Exercise material
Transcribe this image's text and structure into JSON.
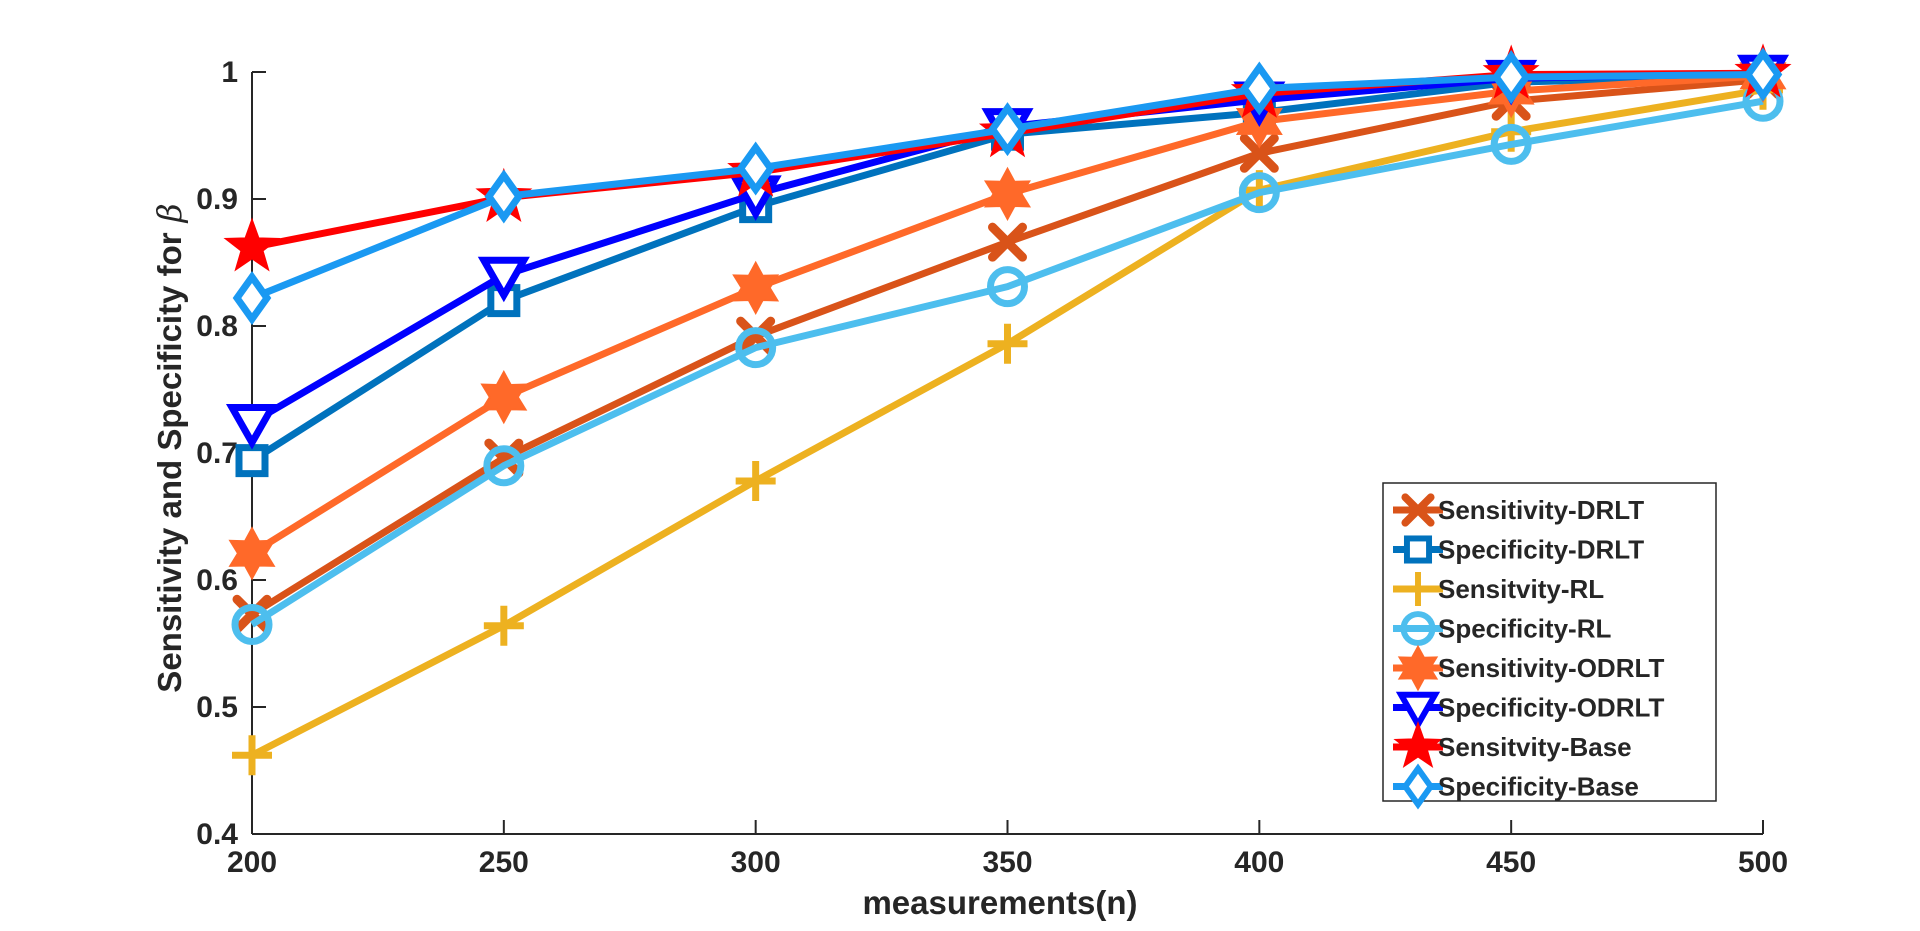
{
  "chart_data": {
    "type": "line",
    "title": "",
    "xlabel": "measurements(n)",
    "ylabel_text": "Sensitivity and Specificity for",
    "ylabel_symbol": "β",
    "x": [
      200,
      250,
      300,
      350,
      400,
      450,
      500
    ],
    "xticks": [
      "200",
      "250",
      "300",
      "350",
      "400",
      "450",
      "500"
    ],
    "yticks": [
      "0.4",
      "0.5",
      "0.6",
      "0.7",
      "0.8",
      "0.9",
      "1"
    ],
    "xlim": [
      200,
      500
    ],
    "ylim": [
      0.4,
      1.0
    ],
    "grid": false,
    "legend_position": "bottom-right",
    "series": [
      {
        "name": "Sensitivity-DRLT",
        "color": "#D95319",
        "marker": "x",
        "values": [
          0.573,
          0.696,
          0.792,
          0.866,
          0.936,
          0.977,
          0.994
        ]
      },
      {
        "name": "Specificity-DRLT",
        "color": "#0072BD",
        "marker": "square",
        "values": [
          0.694,
          0.82,
          0.894,
          0.951,
          0.968,
          0.992,
          0.997
        ]
      },
      {
        "name": "Sensitvity-RL",
        "color": "#EDB120",
        "marker": "plus",
        "values": [
          0.462,
          0.564,
          0.678,
          0.786,
          0.907,
          0.953,
          0.986
        ]
      },
      {
        "name": "Specificity-RL",
        "color": "#4DBEEE",
        "marker": "circle",
        "values": [
          0.565,
          0.69,
          0.783,
          0.831,
          0.905,
          0.943,
          0.977
        ]
      },
      {
        "name": "Sensitivity-ODRLT",
        "color": "#FF6929",
        "marker": "hexagram",
        "values": [
          0.621,
          0.744,
          0.83,
          0.904,
          0.961,
          0.985,
          0.997
        ]
      },
      {
        "name": "Specificity-ODRLT",
        "color": "#0000FF",
        "marker": "triangle-down",
        "values": [
          0.724,
          0.84,
          0.904,
          0.957,
          0.978,
          0.995,
          0.999
        ]
      },
      {
        "name": "Sensitvity-Base",
        "color": "#FF0000",
        "marker": "pentagram",
        "values": [
          0.862,
          0.901,
          0.921,
          0.952,
          0.983,
          0.998,
          0.999
        ]
      },
      {
        "name": "Specificity-Base",
        "color": "#1A99F2",
        "marker": "diamond",
        "values": [
          0.822,
          0.902,
          0.924,
          0.955,
          0.987,
          0.996,
          0.998
        ]
      }
    ]
  }
}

Directive
The data above should be repeated exactly, minus any pictures.

Written response
Transcribe this image's text and structure into JSON.
{
  "chart_data": {
    "type": "line",
    "title": "",
    "xlabel": "measurements(n)",
    "ylabel_text": "Sensitivity and Specificity for",
    "ylabel_symbol": "β",
    "x": [
      200,
      250,
      300,
      350,
      400,
      450,
      500
    ],
    "xticks": [
      "200",
      "250",
      "300",
      "350",
      "400",
      "450",
      "500"
    ],
    "yticks": [
      "0.4",
      "0.5",
      "0.6",
      "0.7",
      "0.8",
      "0.9",
      "1"
    ],
    "xlim": [
      200,
      500
    ],
    "ylim": [
      0.4,
      1.0
    ],
    "grid": false,
    "legend_position": "bottom-right",
    "series": [
      {
        "name": "Sensitivity-DRLT",
        "color": "#D95319",
        "marker": "x",
        "values": [
          0.573,
          0.696,
          0.792,
          0.866,
          0.936,
          0.977,
          0.994
        ]
      },
      {
        "name": "Specificity-DRLT",
        "color": "#0072BD",
        "marker": "square",
        "values": [
          0.694,
          0.82,
          0.894,
          0.951,
          0.968,
          0.992,
          0.997
        ]
      },
      {
        "name": "Sensitvity-RL",
        "color": "#EDB120",
        "marker": "plus",
        "values": [
          0.462,
          0.564,
          0.678,
          0.786,
          0.907,
          0.953,
          0.986
        ]
      },
      {
        "name": "Specificity-RL",
        "color": "#4DBEEE",
        "marker": "circle",
        "values": [
          0.565,
          0.69,
          0.783,
          0.831,
          0.905,
          0.943,
          0.977
        ]
      },
      {
        "name": "Sensitivity-ODRLT",
        "color": "#FF6929",
        "marker": "hexagram",
        "values": [
          0.621,
          0.744,
          0.83,
          0.904,
          0.961,
          0.985,
          0.997
        ]
      },
      {
        "name": "Specificity-ODRLT",
        "color": "#0000FF",
        "marker": "triangle-down",
        "values": [
          0.724,
          0.84,
          0.904,
          0.957,
          0.978,
          0.995,
          0.999
        ]
      },
      {
        "name": "Sensitvity-Base",
        "color": "#FF0000",
        "marker": "pentagram",
        "values": [
          0.862,
          0.901,
          0.921,
          0.952,
          0.983,
          0.998,
          0.999
        ]
      },
      {
        "name": "Specificity-Base",
        "color": "#1A99F2",
        "marker": "diamond",
        "values": [
          0.822,
          0.902,
          0.924,
          0.955,
          0.987,
          0.996,
          0.998
        ]
      }
    ]
  }
}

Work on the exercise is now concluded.